Dataset records:
========================================================================

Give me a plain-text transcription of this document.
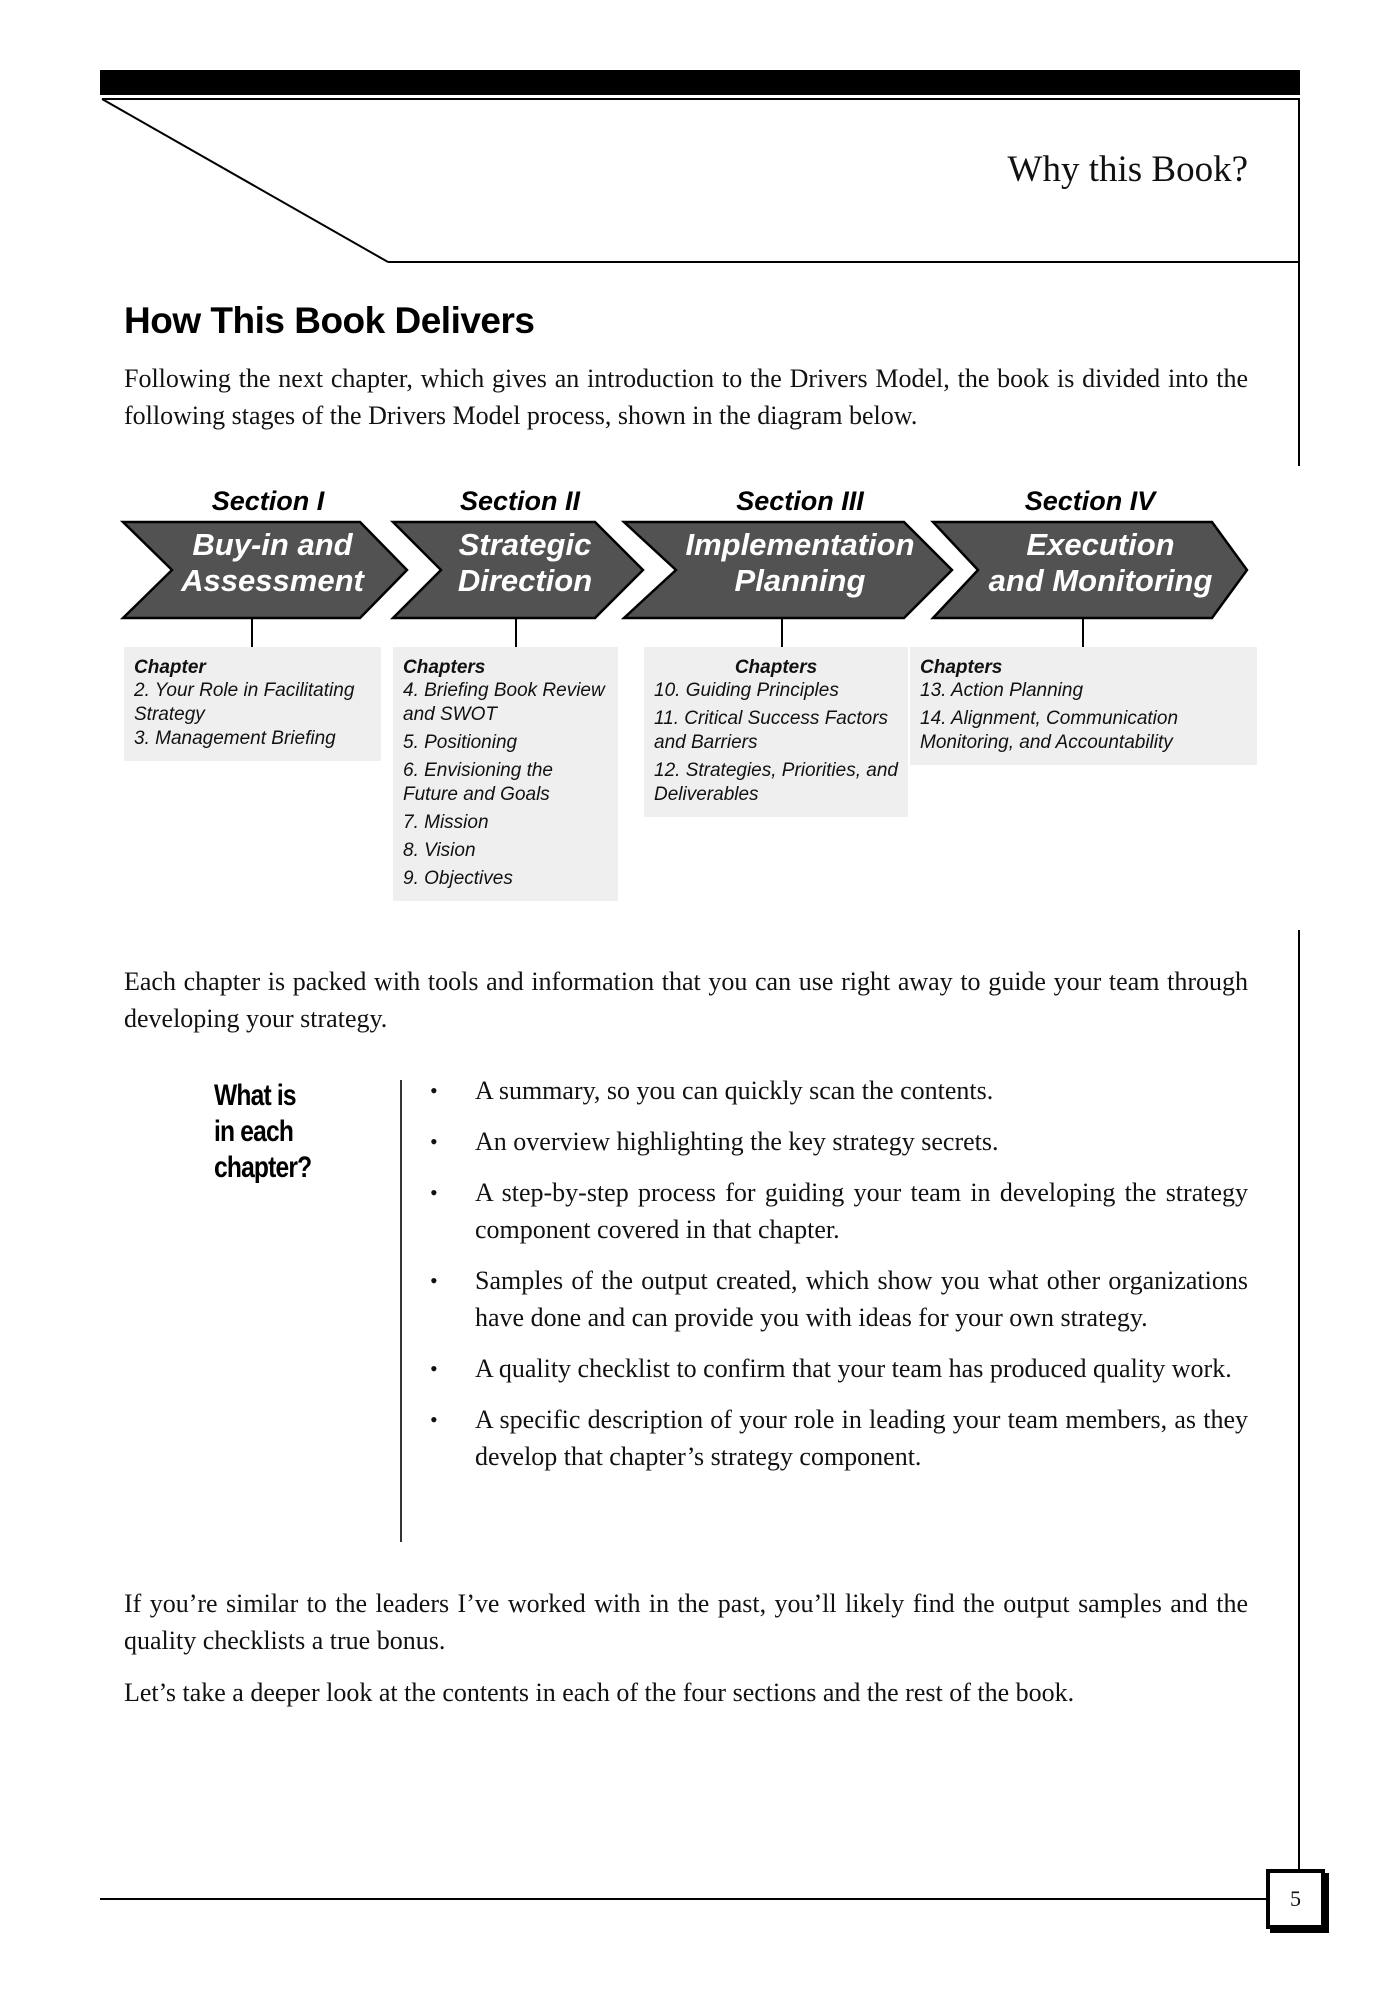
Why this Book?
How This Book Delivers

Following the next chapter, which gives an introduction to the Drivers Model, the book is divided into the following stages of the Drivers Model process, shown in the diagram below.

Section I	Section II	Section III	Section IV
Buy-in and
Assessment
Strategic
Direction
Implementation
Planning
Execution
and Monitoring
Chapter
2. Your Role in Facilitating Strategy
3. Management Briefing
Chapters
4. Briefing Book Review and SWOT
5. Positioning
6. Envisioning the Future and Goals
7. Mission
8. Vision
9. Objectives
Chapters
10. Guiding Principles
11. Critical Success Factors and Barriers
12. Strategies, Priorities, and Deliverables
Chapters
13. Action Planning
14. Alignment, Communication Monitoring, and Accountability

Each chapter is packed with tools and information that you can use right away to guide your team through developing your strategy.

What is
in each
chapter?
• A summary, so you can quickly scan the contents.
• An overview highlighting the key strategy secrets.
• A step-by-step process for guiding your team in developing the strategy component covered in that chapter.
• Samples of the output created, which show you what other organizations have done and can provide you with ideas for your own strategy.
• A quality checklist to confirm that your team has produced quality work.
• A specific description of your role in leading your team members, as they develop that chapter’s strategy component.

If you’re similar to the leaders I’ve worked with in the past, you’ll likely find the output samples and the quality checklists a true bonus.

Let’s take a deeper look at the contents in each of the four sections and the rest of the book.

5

========================================================================

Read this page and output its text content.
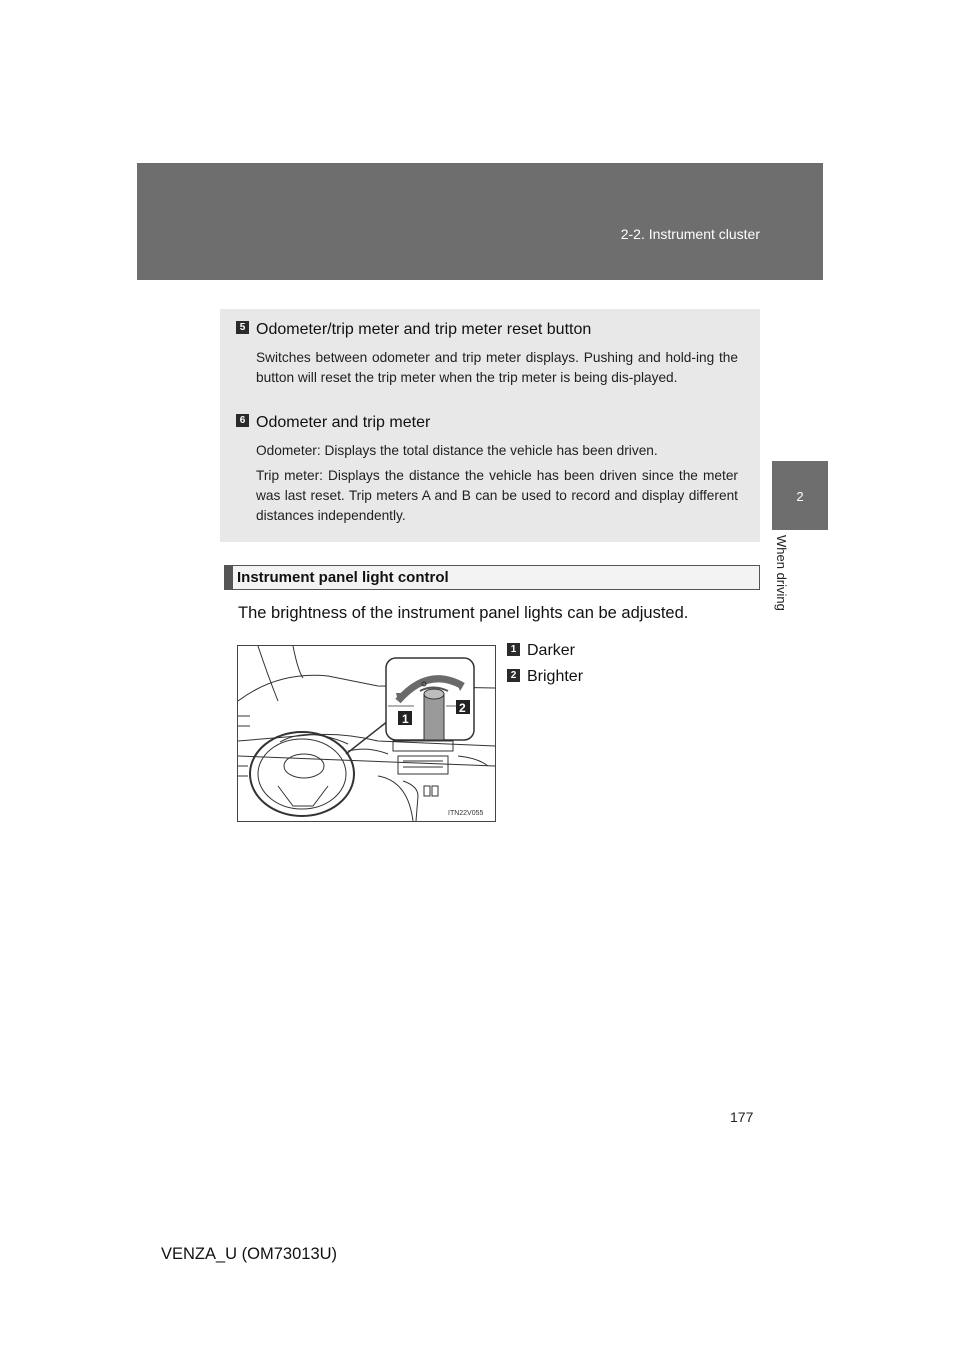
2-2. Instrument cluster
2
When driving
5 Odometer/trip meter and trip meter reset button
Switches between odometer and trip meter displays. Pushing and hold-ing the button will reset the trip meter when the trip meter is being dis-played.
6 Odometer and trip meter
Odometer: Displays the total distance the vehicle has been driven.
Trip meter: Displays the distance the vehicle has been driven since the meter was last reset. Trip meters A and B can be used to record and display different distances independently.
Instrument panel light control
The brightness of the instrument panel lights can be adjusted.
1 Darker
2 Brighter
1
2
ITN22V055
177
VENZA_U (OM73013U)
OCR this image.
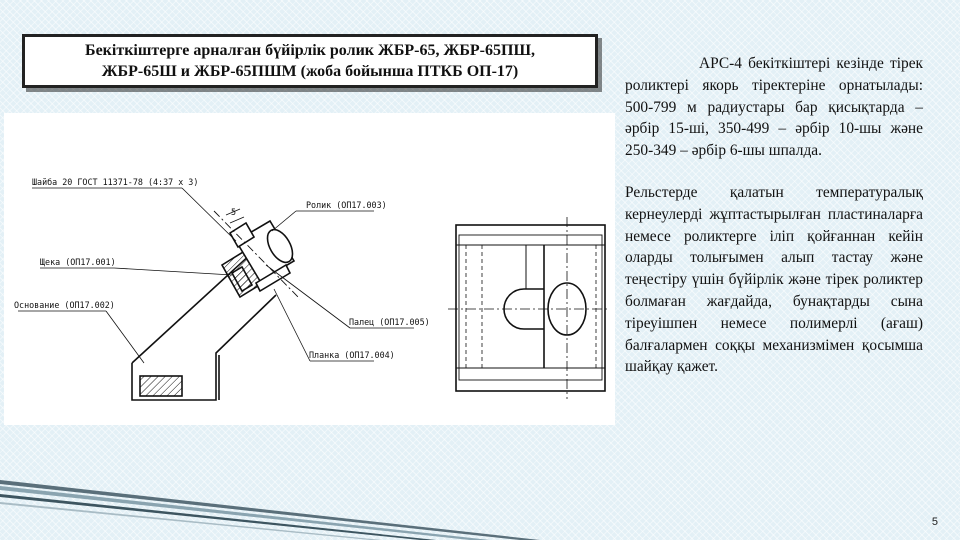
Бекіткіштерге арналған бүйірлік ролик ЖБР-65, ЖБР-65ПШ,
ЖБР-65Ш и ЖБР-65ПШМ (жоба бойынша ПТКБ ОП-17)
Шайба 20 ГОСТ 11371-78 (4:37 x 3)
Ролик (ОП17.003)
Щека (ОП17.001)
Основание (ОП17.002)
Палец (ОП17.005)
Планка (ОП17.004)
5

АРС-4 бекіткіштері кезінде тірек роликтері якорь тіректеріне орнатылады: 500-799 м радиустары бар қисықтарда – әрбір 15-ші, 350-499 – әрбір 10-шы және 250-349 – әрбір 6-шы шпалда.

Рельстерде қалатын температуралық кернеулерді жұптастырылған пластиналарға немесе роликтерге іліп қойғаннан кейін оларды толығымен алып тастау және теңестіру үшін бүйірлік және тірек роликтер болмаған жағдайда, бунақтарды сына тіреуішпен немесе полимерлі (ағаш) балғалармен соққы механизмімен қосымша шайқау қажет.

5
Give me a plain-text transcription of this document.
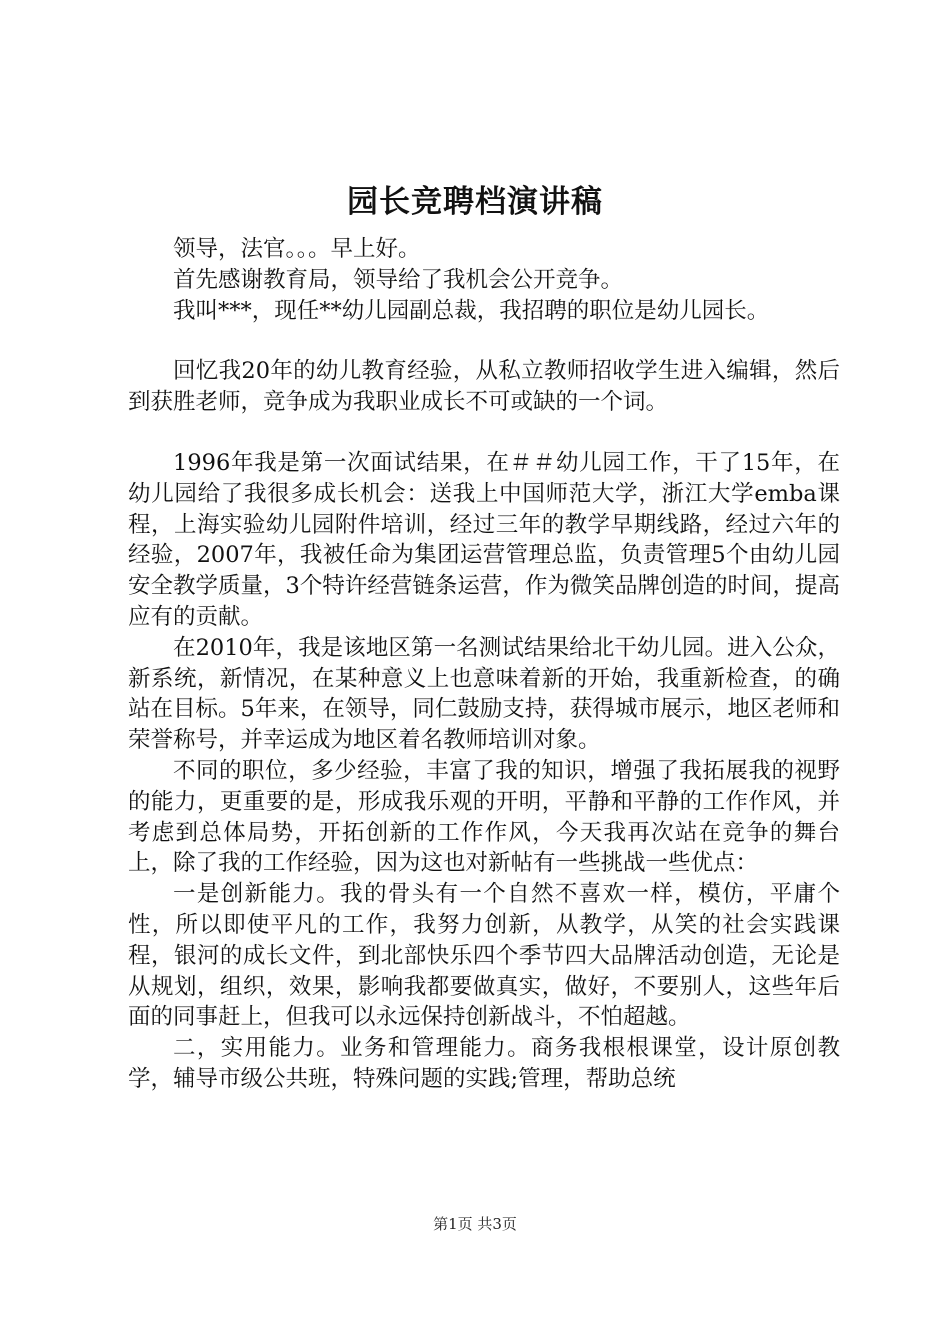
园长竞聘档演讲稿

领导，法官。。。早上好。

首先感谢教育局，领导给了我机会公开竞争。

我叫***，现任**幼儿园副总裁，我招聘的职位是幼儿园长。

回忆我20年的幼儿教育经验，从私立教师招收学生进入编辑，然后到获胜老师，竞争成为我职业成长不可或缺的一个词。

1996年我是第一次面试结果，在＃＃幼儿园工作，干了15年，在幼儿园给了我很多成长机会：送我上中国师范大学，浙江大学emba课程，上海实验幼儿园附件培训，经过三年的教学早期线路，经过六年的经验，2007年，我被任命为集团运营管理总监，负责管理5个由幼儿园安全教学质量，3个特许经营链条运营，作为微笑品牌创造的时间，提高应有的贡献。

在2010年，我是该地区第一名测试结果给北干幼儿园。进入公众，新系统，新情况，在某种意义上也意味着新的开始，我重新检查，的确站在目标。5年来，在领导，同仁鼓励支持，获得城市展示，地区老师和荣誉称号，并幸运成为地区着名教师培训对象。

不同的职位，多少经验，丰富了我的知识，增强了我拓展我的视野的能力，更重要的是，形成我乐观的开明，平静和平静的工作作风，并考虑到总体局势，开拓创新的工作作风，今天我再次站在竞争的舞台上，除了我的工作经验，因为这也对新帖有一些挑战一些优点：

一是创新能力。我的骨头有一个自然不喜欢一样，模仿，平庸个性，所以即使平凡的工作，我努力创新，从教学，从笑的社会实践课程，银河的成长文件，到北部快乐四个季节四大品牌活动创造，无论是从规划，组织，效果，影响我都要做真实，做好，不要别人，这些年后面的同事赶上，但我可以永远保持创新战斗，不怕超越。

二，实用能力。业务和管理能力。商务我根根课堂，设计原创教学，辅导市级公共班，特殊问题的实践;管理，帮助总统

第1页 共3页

========================================================================

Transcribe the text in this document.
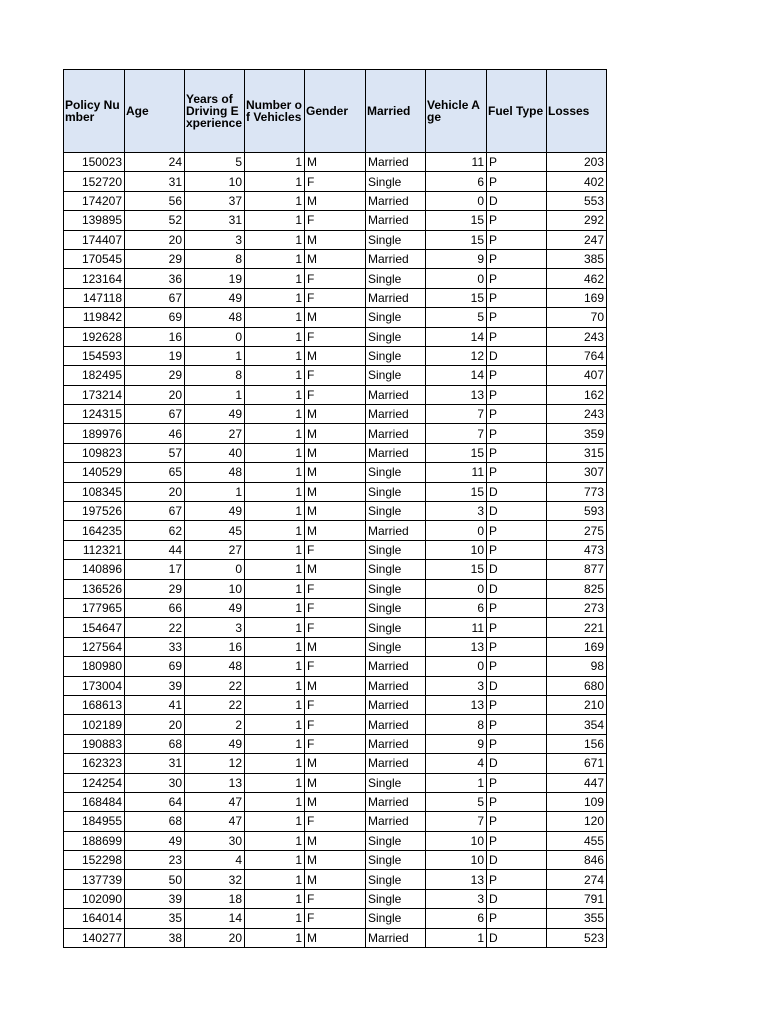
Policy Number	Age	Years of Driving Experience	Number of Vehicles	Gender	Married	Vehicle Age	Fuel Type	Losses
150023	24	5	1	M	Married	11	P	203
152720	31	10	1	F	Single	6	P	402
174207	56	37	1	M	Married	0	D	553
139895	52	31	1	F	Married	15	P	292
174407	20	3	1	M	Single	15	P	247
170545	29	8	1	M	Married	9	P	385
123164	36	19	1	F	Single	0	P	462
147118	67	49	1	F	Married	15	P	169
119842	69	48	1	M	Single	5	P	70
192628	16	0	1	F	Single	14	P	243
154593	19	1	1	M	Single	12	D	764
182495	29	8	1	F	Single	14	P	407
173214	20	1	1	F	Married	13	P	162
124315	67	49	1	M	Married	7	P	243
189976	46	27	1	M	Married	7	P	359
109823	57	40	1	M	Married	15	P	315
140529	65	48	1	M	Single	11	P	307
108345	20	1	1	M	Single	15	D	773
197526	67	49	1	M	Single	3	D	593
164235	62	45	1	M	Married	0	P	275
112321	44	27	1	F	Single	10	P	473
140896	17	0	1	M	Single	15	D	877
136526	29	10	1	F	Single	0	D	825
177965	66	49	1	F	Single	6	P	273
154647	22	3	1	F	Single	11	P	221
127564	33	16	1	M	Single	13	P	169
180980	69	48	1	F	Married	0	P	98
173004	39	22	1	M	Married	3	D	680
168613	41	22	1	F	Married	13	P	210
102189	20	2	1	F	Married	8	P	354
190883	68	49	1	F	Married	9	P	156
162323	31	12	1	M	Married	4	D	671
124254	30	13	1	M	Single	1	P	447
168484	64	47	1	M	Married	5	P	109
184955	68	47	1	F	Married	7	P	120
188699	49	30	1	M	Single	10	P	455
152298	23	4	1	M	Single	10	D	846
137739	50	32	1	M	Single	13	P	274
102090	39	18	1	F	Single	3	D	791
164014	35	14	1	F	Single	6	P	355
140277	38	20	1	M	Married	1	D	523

========================================================================

» **What to produce**: How many of the lines in the listing above hold the word "which"? Report only that figure.

» **Answer to the problem**: 2